::: GIVEN DATA :::

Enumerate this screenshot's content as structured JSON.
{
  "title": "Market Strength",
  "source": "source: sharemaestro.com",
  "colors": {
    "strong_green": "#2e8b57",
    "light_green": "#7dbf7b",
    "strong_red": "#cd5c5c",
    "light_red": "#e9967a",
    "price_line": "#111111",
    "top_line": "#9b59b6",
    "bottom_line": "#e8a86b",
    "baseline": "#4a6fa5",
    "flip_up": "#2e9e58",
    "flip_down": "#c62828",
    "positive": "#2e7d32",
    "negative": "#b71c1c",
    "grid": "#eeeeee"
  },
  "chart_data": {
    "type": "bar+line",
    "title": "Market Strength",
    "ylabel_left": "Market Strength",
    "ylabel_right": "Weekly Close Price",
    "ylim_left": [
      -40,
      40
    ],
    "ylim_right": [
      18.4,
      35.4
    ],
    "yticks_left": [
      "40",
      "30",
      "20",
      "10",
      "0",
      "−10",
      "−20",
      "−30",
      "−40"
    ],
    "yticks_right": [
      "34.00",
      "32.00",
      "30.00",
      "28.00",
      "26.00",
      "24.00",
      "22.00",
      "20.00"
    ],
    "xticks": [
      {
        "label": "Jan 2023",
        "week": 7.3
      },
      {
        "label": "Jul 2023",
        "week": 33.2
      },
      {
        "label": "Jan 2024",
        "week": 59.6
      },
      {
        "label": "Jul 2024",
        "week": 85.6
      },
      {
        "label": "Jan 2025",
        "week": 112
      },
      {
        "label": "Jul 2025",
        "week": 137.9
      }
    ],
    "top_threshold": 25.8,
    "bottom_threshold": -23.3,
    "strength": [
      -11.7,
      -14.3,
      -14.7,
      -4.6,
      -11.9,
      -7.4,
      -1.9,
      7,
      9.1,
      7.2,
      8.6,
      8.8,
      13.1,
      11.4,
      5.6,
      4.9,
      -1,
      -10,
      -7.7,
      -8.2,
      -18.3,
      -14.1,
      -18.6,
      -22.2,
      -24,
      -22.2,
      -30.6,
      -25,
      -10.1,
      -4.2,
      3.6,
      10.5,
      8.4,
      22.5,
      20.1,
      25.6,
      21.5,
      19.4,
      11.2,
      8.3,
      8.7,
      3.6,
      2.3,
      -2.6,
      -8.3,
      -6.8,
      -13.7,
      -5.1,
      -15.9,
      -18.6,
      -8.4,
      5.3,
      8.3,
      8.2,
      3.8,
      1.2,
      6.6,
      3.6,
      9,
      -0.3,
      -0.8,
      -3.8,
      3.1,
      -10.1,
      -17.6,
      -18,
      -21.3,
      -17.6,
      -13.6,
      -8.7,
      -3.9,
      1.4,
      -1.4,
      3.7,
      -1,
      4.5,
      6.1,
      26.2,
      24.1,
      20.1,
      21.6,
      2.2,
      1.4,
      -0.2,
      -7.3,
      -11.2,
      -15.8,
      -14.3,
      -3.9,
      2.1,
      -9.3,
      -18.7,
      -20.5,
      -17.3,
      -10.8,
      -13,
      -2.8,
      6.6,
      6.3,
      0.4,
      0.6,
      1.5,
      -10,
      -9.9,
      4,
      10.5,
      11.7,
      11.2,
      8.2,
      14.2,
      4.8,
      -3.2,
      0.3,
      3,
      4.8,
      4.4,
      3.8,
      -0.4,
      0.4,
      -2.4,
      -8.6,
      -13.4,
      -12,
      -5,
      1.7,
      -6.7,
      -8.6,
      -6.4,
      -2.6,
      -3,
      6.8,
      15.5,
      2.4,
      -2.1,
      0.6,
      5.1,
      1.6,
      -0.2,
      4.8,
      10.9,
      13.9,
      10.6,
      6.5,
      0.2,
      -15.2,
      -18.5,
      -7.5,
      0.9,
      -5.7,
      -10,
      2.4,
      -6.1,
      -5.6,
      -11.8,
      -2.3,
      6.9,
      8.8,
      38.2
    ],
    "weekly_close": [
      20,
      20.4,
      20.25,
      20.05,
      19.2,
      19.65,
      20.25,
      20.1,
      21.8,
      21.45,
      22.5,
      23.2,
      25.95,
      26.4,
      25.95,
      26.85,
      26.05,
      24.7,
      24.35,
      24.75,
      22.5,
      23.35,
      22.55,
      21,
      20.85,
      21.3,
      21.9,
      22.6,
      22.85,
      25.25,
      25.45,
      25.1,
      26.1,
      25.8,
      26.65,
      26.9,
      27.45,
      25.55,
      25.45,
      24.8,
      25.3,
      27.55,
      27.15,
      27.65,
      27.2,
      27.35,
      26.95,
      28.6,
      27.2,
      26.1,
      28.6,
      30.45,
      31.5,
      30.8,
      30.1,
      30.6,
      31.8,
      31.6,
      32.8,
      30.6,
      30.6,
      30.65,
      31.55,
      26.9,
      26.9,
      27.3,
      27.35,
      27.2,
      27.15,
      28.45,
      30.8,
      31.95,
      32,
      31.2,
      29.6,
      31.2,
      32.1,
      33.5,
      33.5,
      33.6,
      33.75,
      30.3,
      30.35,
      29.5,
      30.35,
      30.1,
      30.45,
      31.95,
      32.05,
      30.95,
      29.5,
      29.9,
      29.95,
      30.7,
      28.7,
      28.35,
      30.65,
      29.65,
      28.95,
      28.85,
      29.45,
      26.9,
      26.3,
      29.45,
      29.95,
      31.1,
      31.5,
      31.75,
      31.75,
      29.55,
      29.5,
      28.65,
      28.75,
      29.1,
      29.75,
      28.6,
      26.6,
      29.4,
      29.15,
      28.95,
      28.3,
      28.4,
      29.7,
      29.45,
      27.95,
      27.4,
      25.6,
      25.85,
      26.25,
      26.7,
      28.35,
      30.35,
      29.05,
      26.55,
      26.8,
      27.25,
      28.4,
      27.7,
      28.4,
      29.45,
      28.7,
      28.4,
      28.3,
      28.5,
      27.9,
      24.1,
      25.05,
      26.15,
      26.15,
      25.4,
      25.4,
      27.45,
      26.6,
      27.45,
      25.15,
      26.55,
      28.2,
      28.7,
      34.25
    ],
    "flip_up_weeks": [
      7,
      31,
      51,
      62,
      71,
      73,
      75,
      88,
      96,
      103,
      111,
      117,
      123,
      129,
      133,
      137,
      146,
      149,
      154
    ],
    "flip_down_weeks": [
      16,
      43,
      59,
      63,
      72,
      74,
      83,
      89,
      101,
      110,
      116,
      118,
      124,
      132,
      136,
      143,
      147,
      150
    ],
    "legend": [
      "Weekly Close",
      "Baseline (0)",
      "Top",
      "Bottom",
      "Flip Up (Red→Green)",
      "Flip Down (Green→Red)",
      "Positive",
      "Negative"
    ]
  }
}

:::

- **WHAT TO WORK ON**
Copy every line in the records above that contains the word "Market".

- **THE REPLY**
  "title": "Market Strength",
    "title": "Market Strength",
    "ylabel_left": "Market Strength",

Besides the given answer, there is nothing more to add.